+++ MATERIAL SHOWN +++

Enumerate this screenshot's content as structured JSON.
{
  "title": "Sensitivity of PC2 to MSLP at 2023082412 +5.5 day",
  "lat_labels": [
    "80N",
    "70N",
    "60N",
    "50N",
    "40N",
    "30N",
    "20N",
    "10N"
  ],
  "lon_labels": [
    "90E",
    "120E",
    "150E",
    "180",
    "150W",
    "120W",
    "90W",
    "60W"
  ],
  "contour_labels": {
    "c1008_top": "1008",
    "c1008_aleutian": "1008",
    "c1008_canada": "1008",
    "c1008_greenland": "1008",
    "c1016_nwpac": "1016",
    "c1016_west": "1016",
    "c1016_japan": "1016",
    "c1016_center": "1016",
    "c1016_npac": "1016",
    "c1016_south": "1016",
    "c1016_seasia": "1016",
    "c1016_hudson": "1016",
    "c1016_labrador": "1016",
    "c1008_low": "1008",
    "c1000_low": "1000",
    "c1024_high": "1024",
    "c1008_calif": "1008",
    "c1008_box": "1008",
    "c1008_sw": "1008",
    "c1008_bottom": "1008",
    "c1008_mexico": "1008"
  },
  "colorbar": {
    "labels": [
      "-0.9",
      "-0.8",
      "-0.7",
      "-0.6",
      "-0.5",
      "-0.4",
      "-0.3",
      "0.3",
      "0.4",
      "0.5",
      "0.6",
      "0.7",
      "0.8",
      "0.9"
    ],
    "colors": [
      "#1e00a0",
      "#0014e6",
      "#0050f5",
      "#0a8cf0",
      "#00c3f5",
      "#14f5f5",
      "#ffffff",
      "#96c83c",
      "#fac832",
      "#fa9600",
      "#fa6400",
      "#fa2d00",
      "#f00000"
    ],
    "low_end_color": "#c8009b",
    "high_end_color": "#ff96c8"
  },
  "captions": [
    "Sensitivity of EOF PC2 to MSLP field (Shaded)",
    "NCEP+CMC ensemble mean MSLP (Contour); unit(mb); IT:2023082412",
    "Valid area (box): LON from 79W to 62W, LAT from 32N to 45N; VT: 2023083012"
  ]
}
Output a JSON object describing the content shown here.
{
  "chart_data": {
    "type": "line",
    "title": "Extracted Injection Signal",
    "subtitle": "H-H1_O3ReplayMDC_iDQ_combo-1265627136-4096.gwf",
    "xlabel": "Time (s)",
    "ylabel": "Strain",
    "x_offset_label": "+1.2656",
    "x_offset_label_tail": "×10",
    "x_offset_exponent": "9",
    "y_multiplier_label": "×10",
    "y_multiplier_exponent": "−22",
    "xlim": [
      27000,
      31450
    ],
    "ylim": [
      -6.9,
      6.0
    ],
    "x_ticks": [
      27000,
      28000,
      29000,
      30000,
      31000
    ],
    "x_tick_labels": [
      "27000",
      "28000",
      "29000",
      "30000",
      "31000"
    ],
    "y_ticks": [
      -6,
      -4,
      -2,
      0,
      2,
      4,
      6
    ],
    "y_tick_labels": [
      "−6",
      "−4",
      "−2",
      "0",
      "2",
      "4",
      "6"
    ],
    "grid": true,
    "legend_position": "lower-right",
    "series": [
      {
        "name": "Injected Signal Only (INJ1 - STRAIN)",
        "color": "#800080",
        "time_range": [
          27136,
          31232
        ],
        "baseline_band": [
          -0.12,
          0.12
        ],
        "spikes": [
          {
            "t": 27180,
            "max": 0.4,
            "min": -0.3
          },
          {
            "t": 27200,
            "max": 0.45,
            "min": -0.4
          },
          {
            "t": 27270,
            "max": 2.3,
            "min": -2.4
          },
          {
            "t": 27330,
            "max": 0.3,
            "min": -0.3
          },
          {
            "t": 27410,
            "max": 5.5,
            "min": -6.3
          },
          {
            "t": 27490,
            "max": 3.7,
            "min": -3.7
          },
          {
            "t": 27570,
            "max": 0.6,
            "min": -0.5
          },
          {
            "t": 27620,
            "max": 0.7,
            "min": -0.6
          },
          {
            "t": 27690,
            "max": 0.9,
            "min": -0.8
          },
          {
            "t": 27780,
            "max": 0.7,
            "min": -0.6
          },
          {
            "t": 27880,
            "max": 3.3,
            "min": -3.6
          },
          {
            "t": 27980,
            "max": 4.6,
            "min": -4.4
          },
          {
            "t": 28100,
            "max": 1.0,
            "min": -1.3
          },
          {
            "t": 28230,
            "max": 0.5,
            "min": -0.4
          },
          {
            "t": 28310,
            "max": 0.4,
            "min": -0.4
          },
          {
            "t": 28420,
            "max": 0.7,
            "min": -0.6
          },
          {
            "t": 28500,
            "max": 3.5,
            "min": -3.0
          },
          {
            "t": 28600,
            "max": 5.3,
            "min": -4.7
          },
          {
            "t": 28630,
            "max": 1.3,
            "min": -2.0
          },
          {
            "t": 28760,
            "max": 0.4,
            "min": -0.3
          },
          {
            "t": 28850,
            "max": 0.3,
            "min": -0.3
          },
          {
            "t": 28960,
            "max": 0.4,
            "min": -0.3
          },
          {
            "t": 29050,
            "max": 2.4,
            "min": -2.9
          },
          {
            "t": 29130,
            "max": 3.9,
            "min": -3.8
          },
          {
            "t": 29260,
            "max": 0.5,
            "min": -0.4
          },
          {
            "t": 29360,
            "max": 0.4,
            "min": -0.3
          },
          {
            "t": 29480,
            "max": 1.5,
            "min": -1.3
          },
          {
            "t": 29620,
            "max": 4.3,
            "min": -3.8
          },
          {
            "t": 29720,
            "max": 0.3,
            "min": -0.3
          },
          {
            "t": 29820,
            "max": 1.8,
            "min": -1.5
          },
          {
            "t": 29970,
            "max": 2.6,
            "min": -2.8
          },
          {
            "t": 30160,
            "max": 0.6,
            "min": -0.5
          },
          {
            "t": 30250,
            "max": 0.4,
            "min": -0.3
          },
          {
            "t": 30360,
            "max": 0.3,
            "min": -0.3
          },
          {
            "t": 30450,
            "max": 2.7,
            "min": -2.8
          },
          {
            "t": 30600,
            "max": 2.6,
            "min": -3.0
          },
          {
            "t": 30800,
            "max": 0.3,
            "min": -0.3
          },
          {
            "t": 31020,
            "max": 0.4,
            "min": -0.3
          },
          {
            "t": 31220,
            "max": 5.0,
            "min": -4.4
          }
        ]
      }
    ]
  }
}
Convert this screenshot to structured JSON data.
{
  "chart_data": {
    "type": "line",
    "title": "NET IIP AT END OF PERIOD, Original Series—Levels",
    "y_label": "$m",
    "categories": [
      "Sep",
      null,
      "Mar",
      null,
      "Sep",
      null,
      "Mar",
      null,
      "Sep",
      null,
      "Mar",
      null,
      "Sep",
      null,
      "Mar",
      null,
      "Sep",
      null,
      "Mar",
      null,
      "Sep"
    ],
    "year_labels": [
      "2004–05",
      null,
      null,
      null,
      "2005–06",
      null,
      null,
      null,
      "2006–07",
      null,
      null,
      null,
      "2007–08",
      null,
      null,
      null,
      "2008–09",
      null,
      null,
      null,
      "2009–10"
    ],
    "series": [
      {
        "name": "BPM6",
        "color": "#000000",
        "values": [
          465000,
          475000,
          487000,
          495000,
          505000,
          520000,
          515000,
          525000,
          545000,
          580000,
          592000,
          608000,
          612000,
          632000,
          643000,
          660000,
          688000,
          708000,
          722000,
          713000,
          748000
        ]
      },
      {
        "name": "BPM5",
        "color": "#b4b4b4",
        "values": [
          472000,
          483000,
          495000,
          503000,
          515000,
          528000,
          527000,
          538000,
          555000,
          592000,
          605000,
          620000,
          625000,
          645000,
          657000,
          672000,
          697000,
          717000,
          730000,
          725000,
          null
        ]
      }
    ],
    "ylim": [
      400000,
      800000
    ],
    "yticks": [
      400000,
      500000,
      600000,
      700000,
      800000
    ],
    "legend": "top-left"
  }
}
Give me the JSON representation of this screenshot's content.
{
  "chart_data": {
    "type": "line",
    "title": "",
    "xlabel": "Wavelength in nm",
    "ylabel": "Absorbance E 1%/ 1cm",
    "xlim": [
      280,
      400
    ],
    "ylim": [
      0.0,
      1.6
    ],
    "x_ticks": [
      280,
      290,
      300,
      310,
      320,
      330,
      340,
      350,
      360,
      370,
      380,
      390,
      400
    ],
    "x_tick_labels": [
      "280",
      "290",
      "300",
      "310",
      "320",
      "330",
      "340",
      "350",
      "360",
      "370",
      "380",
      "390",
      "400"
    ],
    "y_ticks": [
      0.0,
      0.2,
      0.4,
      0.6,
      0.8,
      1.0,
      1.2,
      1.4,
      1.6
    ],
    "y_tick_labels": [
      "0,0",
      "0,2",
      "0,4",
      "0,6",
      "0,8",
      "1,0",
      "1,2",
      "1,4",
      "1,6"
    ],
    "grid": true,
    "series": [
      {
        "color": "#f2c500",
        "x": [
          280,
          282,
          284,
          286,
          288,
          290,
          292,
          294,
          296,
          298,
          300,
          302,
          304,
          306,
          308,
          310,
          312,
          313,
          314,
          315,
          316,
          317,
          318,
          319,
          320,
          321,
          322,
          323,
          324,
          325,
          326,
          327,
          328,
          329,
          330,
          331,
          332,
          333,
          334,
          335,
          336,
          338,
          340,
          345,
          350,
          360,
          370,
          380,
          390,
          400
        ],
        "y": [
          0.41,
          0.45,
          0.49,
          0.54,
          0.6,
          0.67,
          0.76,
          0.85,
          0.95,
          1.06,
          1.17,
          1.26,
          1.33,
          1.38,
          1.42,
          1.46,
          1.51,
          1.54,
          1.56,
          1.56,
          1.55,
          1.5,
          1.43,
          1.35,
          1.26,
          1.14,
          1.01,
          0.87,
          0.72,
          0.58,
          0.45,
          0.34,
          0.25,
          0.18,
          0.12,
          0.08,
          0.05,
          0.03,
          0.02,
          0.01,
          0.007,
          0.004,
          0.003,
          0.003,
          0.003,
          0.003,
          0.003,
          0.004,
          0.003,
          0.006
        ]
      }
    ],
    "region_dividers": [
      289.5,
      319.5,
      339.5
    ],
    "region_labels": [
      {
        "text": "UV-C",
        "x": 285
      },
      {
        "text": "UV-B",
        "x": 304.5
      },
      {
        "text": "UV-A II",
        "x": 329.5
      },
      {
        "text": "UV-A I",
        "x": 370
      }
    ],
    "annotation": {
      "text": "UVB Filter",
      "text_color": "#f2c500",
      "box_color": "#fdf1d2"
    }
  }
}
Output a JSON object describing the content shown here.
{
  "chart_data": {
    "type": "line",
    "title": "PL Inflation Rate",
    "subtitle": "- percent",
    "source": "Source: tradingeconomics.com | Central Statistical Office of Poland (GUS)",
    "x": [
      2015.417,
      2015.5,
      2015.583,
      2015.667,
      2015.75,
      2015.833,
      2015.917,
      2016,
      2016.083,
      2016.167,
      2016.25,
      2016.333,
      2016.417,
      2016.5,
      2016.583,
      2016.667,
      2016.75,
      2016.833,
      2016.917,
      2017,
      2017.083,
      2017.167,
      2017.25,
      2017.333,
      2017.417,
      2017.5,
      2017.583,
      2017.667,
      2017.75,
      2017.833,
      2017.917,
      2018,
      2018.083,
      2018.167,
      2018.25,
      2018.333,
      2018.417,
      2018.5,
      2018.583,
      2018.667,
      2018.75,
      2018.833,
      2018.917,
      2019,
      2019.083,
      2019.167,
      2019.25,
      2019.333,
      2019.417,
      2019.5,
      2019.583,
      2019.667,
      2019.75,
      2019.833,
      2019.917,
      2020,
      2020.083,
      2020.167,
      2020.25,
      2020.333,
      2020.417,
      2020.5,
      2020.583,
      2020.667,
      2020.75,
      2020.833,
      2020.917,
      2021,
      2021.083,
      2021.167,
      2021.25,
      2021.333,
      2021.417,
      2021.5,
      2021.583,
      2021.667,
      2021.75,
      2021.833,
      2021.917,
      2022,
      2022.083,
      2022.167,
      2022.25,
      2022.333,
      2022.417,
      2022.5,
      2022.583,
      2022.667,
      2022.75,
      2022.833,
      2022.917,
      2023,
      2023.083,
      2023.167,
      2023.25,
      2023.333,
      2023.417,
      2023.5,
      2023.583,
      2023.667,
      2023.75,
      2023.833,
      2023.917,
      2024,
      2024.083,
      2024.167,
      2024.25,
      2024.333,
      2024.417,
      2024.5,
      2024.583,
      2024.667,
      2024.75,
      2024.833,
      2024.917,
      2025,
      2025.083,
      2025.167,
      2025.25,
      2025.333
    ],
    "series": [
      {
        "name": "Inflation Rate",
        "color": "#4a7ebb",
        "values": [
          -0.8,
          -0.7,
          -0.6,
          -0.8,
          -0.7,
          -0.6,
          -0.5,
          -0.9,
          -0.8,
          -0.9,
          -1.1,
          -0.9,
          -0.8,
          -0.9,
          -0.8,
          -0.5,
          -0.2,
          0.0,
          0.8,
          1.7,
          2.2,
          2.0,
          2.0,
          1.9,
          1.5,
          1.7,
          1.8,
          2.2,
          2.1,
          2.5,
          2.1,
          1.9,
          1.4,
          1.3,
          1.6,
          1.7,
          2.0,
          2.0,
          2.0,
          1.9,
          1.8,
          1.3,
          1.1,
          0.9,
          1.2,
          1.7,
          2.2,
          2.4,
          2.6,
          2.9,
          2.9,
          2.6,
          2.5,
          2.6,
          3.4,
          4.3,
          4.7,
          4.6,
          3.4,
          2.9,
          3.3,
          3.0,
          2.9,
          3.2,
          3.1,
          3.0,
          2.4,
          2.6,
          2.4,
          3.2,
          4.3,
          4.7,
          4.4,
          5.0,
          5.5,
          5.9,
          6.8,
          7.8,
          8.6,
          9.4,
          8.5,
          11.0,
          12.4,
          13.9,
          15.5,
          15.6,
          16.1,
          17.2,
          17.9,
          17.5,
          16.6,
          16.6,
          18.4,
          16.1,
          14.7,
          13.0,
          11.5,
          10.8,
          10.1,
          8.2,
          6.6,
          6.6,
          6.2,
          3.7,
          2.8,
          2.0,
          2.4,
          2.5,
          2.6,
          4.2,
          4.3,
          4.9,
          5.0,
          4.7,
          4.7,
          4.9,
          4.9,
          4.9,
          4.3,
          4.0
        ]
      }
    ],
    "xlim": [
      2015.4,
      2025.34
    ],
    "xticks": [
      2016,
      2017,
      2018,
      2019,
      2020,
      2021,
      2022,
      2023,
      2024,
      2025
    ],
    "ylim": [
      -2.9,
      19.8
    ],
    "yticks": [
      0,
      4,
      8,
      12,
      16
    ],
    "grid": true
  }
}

+++

== PROBLEM TO WORK ON ==
From the listing above, report the number of lines containing the string "xlabel", without any accompanying remarks.

== EXERCISE ANSWER ==
2